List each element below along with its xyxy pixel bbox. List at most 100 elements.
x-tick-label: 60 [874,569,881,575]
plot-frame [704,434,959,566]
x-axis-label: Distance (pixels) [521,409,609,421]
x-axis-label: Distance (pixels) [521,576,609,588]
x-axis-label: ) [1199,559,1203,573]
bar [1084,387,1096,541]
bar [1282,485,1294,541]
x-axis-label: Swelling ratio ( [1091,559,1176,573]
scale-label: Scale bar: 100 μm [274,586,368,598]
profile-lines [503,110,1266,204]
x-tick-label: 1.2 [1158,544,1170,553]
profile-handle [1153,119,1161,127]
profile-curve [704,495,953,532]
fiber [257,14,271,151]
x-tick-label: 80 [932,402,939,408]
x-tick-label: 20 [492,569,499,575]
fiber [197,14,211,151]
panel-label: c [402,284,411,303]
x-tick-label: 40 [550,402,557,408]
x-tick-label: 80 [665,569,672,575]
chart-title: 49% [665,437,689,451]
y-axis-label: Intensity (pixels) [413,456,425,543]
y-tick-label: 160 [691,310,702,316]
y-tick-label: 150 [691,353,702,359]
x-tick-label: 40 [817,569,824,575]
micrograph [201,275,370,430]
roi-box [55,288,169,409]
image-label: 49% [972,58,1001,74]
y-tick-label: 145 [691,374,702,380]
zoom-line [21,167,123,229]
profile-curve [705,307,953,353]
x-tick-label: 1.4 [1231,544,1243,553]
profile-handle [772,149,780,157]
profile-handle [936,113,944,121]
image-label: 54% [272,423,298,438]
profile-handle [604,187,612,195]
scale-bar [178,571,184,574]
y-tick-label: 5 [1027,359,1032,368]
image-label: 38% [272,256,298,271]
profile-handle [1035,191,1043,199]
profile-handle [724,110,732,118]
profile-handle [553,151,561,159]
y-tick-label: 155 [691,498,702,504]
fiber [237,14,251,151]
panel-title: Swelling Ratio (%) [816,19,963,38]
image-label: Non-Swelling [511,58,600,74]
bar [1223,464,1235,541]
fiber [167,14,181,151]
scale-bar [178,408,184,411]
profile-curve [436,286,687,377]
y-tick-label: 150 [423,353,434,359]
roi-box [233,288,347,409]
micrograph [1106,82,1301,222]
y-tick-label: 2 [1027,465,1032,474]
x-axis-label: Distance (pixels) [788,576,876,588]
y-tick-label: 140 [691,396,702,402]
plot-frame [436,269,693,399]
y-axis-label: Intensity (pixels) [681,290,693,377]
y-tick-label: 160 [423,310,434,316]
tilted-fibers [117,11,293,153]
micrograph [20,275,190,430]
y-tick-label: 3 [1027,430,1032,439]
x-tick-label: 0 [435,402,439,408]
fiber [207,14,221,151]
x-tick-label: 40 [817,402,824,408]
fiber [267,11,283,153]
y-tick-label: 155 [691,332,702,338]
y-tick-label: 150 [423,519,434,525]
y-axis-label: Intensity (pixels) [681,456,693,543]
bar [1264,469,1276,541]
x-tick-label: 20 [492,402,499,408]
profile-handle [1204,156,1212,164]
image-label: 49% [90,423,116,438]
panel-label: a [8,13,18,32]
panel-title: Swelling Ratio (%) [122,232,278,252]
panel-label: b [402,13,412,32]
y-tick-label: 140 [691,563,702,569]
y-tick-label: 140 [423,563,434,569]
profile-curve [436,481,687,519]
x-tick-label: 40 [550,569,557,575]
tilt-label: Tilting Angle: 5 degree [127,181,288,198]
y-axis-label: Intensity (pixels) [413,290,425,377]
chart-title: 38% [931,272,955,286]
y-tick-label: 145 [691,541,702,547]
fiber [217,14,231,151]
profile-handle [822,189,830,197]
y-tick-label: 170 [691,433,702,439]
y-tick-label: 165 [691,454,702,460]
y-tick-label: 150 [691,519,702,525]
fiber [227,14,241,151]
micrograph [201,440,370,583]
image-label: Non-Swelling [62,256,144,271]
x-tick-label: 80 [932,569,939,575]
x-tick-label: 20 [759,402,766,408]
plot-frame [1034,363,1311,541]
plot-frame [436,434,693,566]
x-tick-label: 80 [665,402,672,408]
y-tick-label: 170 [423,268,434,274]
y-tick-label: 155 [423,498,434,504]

= = = =

◆ Given exercise:
Please copy out every line of the records above word for word, in the same order.

◆ Solution:
List each element below along with its xyxy pixel bbox. List at most 100 elements.
x-tick-label: 60 [874,569,881,575]
plot-frame [704,434,959,566]
x-axis-label: Distance (pixels) [521,409,609,421]
x-axis-label: Distance (pixels) [521,576,609,588]
x-axis-label: ) [1199,559,1203,573]
bar [1084,387,1096,541]
bar [1282,485,1294,541]
x-axis-label: Swelling ratio ( [1091,559,1176,573]
scale-label: Scale bar: 100 μm [274,586,368,598]
profile-lines [503,110,1266,204]
x-tick-label: 1.2 [1158,544,1170,553]
profile-handle [1153,119,1161,127]
profile-curve [704,495,953,532]
fiber [257,14,271,151]
x-tick-label: 80 [932,402,939,408]
x-tick-label: 20 [492,569,499,575]
fiber [197,14,211,151]
panel-label: c [402,284,411,303]
x-tick-label: 40 [550,402,557,408]
x-tick-label: 80 [665,569,672,575]
chart-title: 49% [665,437,689,451]
y-axis-label: Intensity (pixels) [413,456,425,543]
y-tick-label: 160 [691,310,702,316]
y-tick-label: 150 [691,353,702,359]
x-tick-label: 40 [817,569,824,575]
micrograph [201,275,370,430]
roi-box [55,288,169,409]
image-label: 49% [972,58,1001,74]
y-tick-label: 145 [691,374,702,380]
zoom-line [21,167,123,229]
profile-curve [705,307,953,353]
x-tick-label: 1.4 [1231,544,1243,553]
profile-handle [772,149,780,157]
profile-handle [936,113,944,121]
image-label: 54% [272,423,298,438]
profile-handle [604,187,612,195]
scale-bar [178,571,184,574]
y-tick-label: 5 [1027,359,1032,368]
image-label: 38% [272,256,298,271]
profile-handle [1035,191,1043,199]
profile-handle [724,110,732,118]
profile-handle [553,151,561,159]
y-tick-label: 155 [691,498,702,504]
fiber [237,14,251,151]
panel-title: Swelling Ratio (%) [816,19,963,38]
image-label: Non-Swelling [511,58,600,74]
bar [1223,464,1235,541]
fiber [167,14,181,151]
scale-bar [178,408,184,411]
profile-curve [436,286,687,377]
y-tick-label: 150 [423,353,434,359]
roi-box [233,288,347,409]
micrograph [1106,82,1301,222]
y-tick-label: 2 [1027,465,1032,474]
x-axis-label: Distance (pixels) [788,576,876,588]
y-tick-label: 140 [691,396,702,402]
plot-frame [436,269,693,399]
y-axis-label: Intensity (pixels) [681,290,693,377]
y-tick-label: 160 [423,310,434,316]
tilted-fibers [117,11,293,153]
micrograph [20,275,190,430]
y-tick-label: 3 [1027,430,1032,439]
x-tick-label: 0 [435,402,439,408]
fiber [207,14,221,151]
x-tick-label: 40 [817,402,824,408]
fiber [267,11,283,153]
y-tick-label: 155 [691,332,702,338]
y-tick-label: 150 [423,519,434,525]
y-axis-label: Intensity (pixels) [681,456,693,543]
bar [1264,469,1276,541]
x-tick-label: 20 [492,402,499,408]
profile-handle [1204,156,1212,164]
image-label: 49% [90,423,116,438]
panel-label: a [8,13,18,32]
panel-title: Swelling Ratio (%) [122,232,278,252]
panel-label: b [402,13,412,32]
y-tick-label: 140 [691,563,702,569]
y-tick-label: 140 [423,563,434,569]
profile-curve [436,481,687,519]
x-tick-label: 40 [550,569,557,575]
tilt-label: Tilting Angle: 5 degree [127,181,288,198]
y-axis-label: Intensity (pixels) [413,290,425,377]
chart-title: 38% [931,272,955,286]
y-tick-label: 145 [691,541,702,547]
fiber [217,14,231,151]
profile-handle [822,189,830,197]
y-tick-label: 170 [691,433,702,439]
y-tick-label: 165 [691,454,702,460]
y-tick-label: 150 [691,519,702,525]
fiber [227,14,241,151]
micrograph [201,440,370,583]
image-label: Non-Swelling [62,256,144,271]
x-tick-label: 80 [932,569,939,575]
x-tick-label: 20 [759,402,766,408]
plot-frame [1034,363,1311,541]
plot-frame [436,434,693,566]
x-tick-label: 80 [665,402,672,408]
y-tick-label: 170 [423,268,434,274]
y-tick-label: 155 [423,498,434,504]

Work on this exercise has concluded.